Task goal:
Copy out every record that follows, word for word.

Records for this exercise:
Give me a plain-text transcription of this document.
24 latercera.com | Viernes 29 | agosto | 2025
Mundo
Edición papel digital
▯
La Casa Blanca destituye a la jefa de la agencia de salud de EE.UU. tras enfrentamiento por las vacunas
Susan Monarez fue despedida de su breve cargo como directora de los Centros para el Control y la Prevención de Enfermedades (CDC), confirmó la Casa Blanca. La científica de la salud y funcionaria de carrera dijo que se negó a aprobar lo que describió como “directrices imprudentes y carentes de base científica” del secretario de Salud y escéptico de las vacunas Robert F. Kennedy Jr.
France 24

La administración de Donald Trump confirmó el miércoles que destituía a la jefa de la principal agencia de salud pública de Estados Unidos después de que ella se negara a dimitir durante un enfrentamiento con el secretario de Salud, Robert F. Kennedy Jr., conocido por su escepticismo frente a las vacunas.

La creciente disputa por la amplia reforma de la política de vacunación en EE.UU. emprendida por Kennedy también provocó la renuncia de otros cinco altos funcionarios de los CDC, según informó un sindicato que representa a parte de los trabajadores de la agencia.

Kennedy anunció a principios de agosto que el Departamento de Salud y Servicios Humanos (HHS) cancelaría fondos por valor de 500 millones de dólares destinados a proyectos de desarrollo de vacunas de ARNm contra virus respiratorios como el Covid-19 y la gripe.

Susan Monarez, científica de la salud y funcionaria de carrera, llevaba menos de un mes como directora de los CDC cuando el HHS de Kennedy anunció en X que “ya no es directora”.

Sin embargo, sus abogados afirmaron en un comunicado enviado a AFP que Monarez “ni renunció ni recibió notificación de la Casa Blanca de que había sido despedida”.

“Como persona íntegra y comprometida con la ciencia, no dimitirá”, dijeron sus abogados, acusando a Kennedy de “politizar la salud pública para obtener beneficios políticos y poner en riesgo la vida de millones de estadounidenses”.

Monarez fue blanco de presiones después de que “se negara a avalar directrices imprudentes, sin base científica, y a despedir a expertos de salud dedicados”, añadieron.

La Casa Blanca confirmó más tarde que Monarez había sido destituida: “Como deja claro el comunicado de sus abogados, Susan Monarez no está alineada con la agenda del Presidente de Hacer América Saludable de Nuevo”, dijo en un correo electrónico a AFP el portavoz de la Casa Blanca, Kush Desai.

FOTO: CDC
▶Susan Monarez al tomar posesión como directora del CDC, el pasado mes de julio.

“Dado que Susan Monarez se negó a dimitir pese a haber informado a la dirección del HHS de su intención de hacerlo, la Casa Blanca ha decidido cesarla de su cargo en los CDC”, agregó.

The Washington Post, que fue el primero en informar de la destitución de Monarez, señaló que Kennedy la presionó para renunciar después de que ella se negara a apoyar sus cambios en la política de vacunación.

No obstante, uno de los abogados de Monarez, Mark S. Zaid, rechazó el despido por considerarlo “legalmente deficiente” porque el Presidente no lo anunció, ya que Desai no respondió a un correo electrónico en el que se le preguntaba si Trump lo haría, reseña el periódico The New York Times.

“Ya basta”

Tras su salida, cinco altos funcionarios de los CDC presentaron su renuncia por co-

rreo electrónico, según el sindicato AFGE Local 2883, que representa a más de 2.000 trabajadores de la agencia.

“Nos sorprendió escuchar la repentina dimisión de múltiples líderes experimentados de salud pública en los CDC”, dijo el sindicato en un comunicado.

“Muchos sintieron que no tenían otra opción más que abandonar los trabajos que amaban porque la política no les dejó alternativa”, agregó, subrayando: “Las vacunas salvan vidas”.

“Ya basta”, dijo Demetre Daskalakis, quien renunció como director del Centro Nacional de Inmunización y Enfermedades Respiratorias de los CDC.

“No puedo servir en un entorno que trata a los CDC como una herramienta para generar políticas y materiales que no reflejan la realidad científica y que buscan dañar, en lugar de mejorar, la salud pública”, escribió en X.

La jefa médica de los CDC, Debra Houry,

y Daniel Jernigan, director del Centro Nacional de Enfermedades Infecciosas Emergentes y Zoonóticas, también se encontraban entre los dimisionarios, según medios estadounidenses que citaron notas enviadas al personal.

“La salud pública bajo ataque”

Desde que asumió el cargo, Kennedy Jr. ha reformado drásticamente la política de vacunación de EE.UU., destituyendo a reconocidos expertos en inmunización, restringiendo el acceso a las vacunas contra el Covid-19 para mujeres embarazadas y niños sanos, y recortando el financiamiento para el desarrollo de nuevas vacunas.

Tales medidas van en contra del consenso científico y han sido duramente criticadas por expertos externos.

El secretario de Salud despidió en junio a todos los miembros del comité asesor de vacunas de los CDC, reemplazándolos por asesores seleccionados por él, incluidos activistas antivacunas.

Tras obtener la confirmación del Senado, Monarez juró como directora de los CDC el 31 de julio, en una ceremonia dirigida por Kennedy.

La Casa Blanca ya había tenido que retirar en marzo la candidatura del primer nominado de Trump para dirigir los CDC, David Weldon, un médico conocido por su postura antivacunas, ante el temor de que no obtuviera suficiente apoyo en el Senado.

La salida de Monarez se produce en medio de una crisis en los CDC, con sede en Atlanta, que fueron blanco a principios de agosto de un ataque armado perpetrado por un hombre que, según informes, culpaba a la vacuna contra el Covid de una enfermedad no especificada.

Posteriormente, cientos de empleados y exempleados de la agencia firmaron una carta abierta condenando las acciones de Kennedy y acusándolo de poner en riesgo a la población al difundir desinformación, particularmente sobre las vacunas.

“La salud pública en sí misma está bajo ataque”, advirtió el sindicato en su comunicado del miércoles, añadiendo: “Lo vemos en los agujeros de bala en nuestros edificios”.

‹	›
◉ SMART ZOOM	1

Answer section:
Give me a plain-text transcription of this document.
24 latercera.com | Viernes 29 | agosto | 2025
Mundo
Edición papel digital
▯
La Casa Blanca destituye a la jefa de la agencia de salud de EE.UU. tras enfrentamiento por las vacunas
Susan Monarez fue despedida de su breve cargo como directora de los Centros para el Control y la Prevención de Enfermedades (CDC), confirmó la Casa Blanca. La científica de la salud y funcionaria de carrera dijo que se negó a aprobar lo que describió como “directrices imprudentes y carentes de base científica” del secretario de Salud y escéptico de las vacunas Robert F. Kennedy Jr.
France 24

La administración de Donald Trump confirmó el miércoles que destituía a la jefa de la principal agencia de salud pública de Estados Unidos después de que ella se negara a dimitir durante un enfrentamiento con el secretario de Salud, Robert F. Kennedy Jr., conocido por su escepticismo frente a las vacunas.

La creciente disputa por la amplia reforma de la política de vacunación en EE.UU. emprendida por Kennedy también provocó la renuncia de otros cinco altos funcionarios de los CDC, según informó un sindicato que representa a parte de los trabajadores de la agencia.

Kennedy anunció a principios de agosto que el Departamento de Salud y Servicios Humanos (HHS) cancelaría fondos por valor de 500 millones de dólares destinados a proyectos de desarrollo de vacunas de ARNm contra virus respiratorios como el Covid-19 y la gripe.

Susan Monarez, científica de la salud y funcionaria de carrera, llevaba menos de un mes como directora de los CDC cuando el HHS de Kennedy anunció en X que “ya no es directora”.

Sin embargo, sus abogados afirmaron en un comunicado enviado a AFP que Monarez “ni renunció ni recibió notificación de la Casa Blanca de que había sido despedida”.

“Como persona íntegra y comprometida con la ciencia, no dimitirá”, dijeron sus abogados, acusando a Kennedy de “politizar la salud pública para obtener beneficios políticos y poner en riesgo la vida de millones de estadounidenses”.

Monarez fue blanco de presiones después de que “se negara a avalar directrices imprudentes, sin base científica, y a despedir a expertos de salud dedicados”, añadieron.

La Casa Blanca confirmó más tarde que Monarez había sido destituida: “Como deja claro el comunicado de sus abogados, Susan Monarez no está alineada con la agenda del Presidente de Hacer América Saludable de Nuevo”, dijo en un correo electrónico a AFP el portavoz de la Casa Blanca, Kush Desai.

FOTO: CDC
▶Susan Monarez al tomar posesión como directora del CDC, el pasado mes de julio.

“Dado que Susan Monarez se negó a dimitir pese a haber informado a la dirección del HHS de su intención de hacerlo, la Casa Blanca ha decidido cesarla de su cargo en los CDC”, agregó.

The Washington Post, que fue el primero en informar de la destitución de Monarez, señaló que Kennedy la presionó para renunciar después de que ella se negara a apoyar sus cambios en la política de vacunación.

No obstante, uno de los abogados de Monarez, Mark S. Zaid, rechazó el despido por considerarlo “legalmente deficiente” porque el Presidente no lo anunció, ya que Desai no respondió a un correo electrónico en el que se le preguntaba si Trump lo haría, reseña el periódico The New York Times.

“Ya basta”

Tras su salida, cinco altos funcionarios de los CDC presentaron su renuncia por co-

rreo electrónico, según el sindicato AFGE Local 2883, que representa a más de 2.000 trabajadores de la agencia.

“Nos sorprendió escuchar la repentina dimisión de múltiples líderes experimentados de salud pública en los CDC”, dijo el sindicato en un comunicado.

“Muchos sintieron que no tenían otra opción más que abandonar los trabajos que amaban porque la política no les dejó alternativa”, agregó, subrayando: “Las vacunas salvan vidas”.

“Ya basta”, dijo Demetre Daskalakis, quien renunció como director del Centro Nacional de Inmunización y Enfermedades Respiratorias de los CDC.

“No puedo servir en un entorno que trata a los CDC como una herramienta para generar políticas y materiales que no reflejan la realidad científica y que buscan dañar, en lugar de mejorar, la salud pública”, escribió en X.

La jefa médica de los CDC, Debra Houry,

y Daniel Jernigan, director del Centro Nacional de Enfermedades Infecciosas Emergentes y Zoonóticas, también se encontraban entre los dimisionarios, según medios estadounidenses que citaron notas enviadas al personal.

“La salud pública bajo ataque”

Desde que asumió el cargo, Kennedy Jr. ha reformado drásticamente la política de vacunación de EE.UU., destituyendo a reconocidos expertos en inmunización, restringiendo el acceso a las vacunas contra el Covid-19 para mujeres embarazadas y niños sanos, y recortando el financiamiento para el desarrollo de nuevas vacunas.

Tales medidas van en contra del consenso científico y han sido duramente criticadas por expertos externos.

El secretario de Salud despidió en junio a todos los miembros del comité asesor de vacunas de los CDC, reemplazándolos por asesores seleccionados por él, incluidos activistas antivacunas.

Tras obtener la confirmación del Senado, Monarez juró como directora de los CDC el 31 de julio, en una ceremonia dirigida por Kennedy.

La Casa Blanca ya había tenido que retirar en marzo la candidatura del primer nominado de Trump para dirigir los CDC, David Weldon, un médico conocido por su postura antivacunas, ante el temor de que no obtuviera suficiente apoyo en el Senado.

La salida de Monarez se produce en medio de una crisis en los CDC, con sede en Atlanta, que fueron blanco a principios de agosto de un ataque armado perpetrado por un hombre que, según informes, culpaba a la vacuna contra el Covid de una enfermedad no especificada.

Posteriormente, cientos de empleados y exempleados de la agencia firmaron una carta abierta condenando las acciones de Kennedy y acusándolo de poner en riesgo a la población al difundir desinformación, particularmente sobre las vacunas.

“La salud pública en sí misma está bajo ataque”, advirtió el sindicato en su comunicado del miércoles, añadiendo: “Lo vemos en los agujeros de bala en nuestros edificios”.

‹	›
◉ SMART ZOOM	1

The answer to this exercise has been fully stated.